### Exercise
Without the pictures, give the entries below again exactly as written.

### Input rows
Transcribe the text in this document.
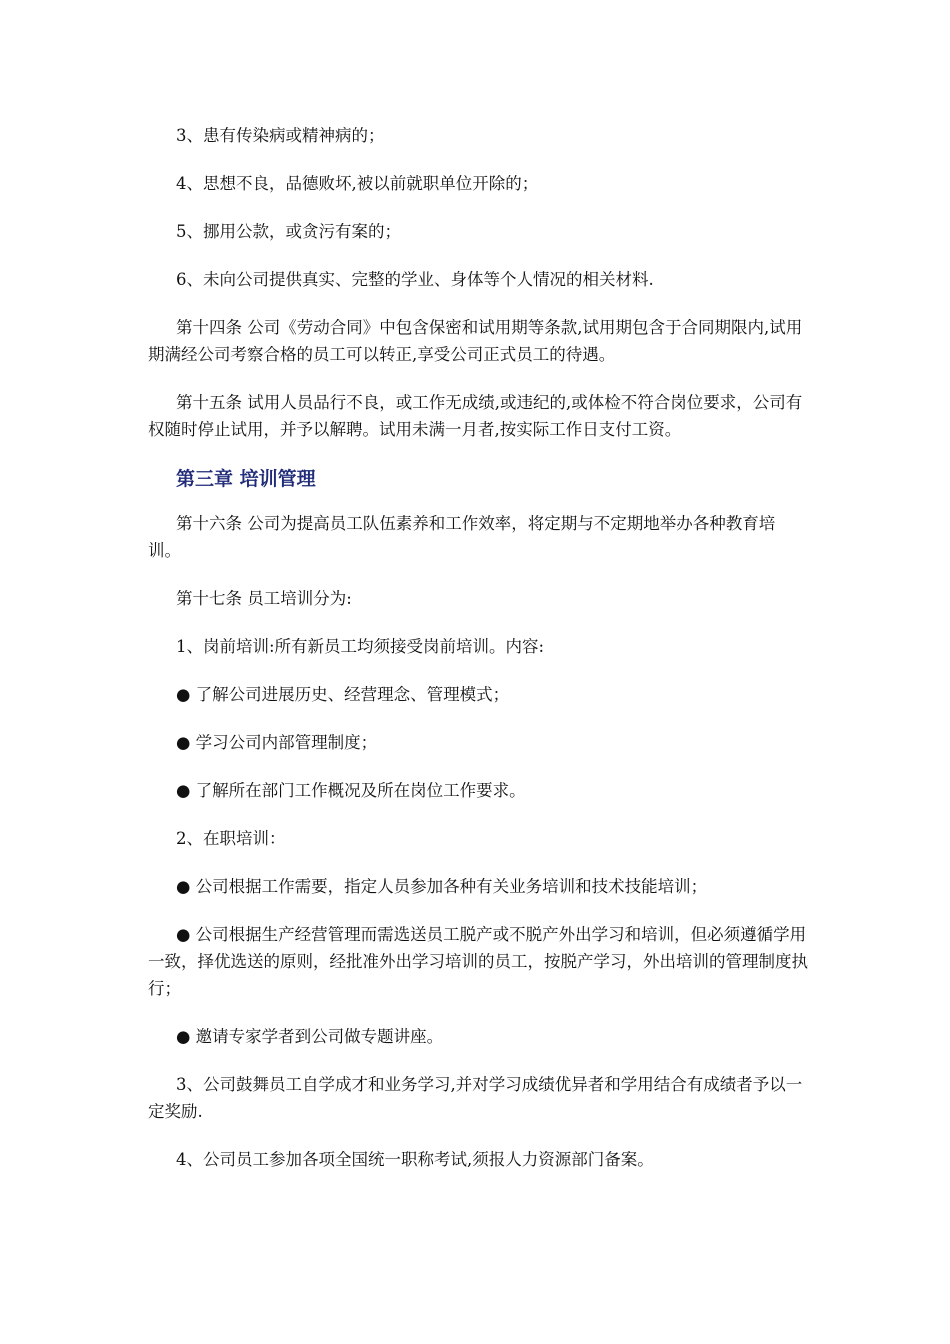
3、患有传染病或精神病的；

4、思想不良，品德败坏,被以前就职单位开除的；

5、挪用公款，或贪污有案的；

6、未向公司提供真实、完整的学业、身体等个人情况的相关材料.

第十四条 公司《劳动合同》中包含保密和试用期等条款,试用期包含于合同期限内,试用期满经公司考察合格的员工可以转正,享受公司正式员工的待遇。

第十五条 试用人员品行不良，或工作无成绩,或违纪的,或体检不符合岗位要求，公司有权随时停止试用，并予以解聘。试用未满一月者,按实际工作日支付工资。

第三章 培训管理

第十六条 公司为提高员工队伍素养和工作效率，将定期与不定期地举办各种教育培训。

第十七条 员工培训分为:

1、岗前培训:所有新员工均须接受岗前培训。内容:

● 了解公司进展历史、经营理念、管理模式；

● 学习公司内部管理制度；

● 了解所在部门工作概况及所在岗位工作要求。

2、在职培训：

● 公司根据工作需要，指定人员参加各种有关业务培训和技术技能培训；

● 公司根据生产经营管理而需选送员工脱产或不脱产外出学习和培训，但必须遵循学用一致，择优选送的原则，经批准外出学习培训的员工，按脱产学习，外出培训的管理制度执行；

● 邀请专家学者到公司做专题讲座。

3、公司鼓舞员工自学成才和业务学习,并对学习成绩优异者和学用结合有成绩者予以一定奖励.

4、公司员工参加各项全国统一职称考试,须报人力资源部门备案。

### Expected answer
Transcribe the text in this document.
3、患有传染病或精神病的；

4、思想不良，品德败坏,被以前就职单位开除的；

5、挪用公款，或贪污有案的；

6、未向公司提供真实、完整的学业、身体等个人情况的相关材料.

第十四条 公司《劳动合同》中包含保密和试用期等条款,试用期包含于合同期限内,试用期满经公司考察合格的员工可以转正,享受公司正式员工的待遇。

第十五条 试用人员品行不良，或工作无成绩,或违纪的,或体检不符合岗位要求，公司有权随时停止试用，并予以解聘。试用未满一月者,按实际工作日支付工资。

第三章 培训管理

第十六条 公司为提高员工队伍素养和工作效率，将定期与不定期地举办各种教育培训。

第十七条 员工培训分为:

1、岗前培训:所有新员工均须接受岗前培训。内容:

● 了解公司进展历史、经营理念、管理模式；

● 学习公司内部管理制度；

● 了解所在部门工作概况及所在岗位工作要求。

2、在职培训：

● 公司根据工作需要，指定人员参加各种有关业务培训和技术技能培训；

● 公司根据生产经营管理而需选送员工脱产或不脱产外出学习和培训，但必须遵循学用一致，择优选送的原则，经批准外出学习培训的员工，按脱产学习，外出培训的管理制度执行；

● 邀请专家学者到公司做专题讲座。

3、公司鼓舞员工自学成才和业务学习,并对学习成绩优异者和学用结合有成绩者予以一定奖励.

4、公司员工参加各项全国统一职称考试,须报人力资源部门备案。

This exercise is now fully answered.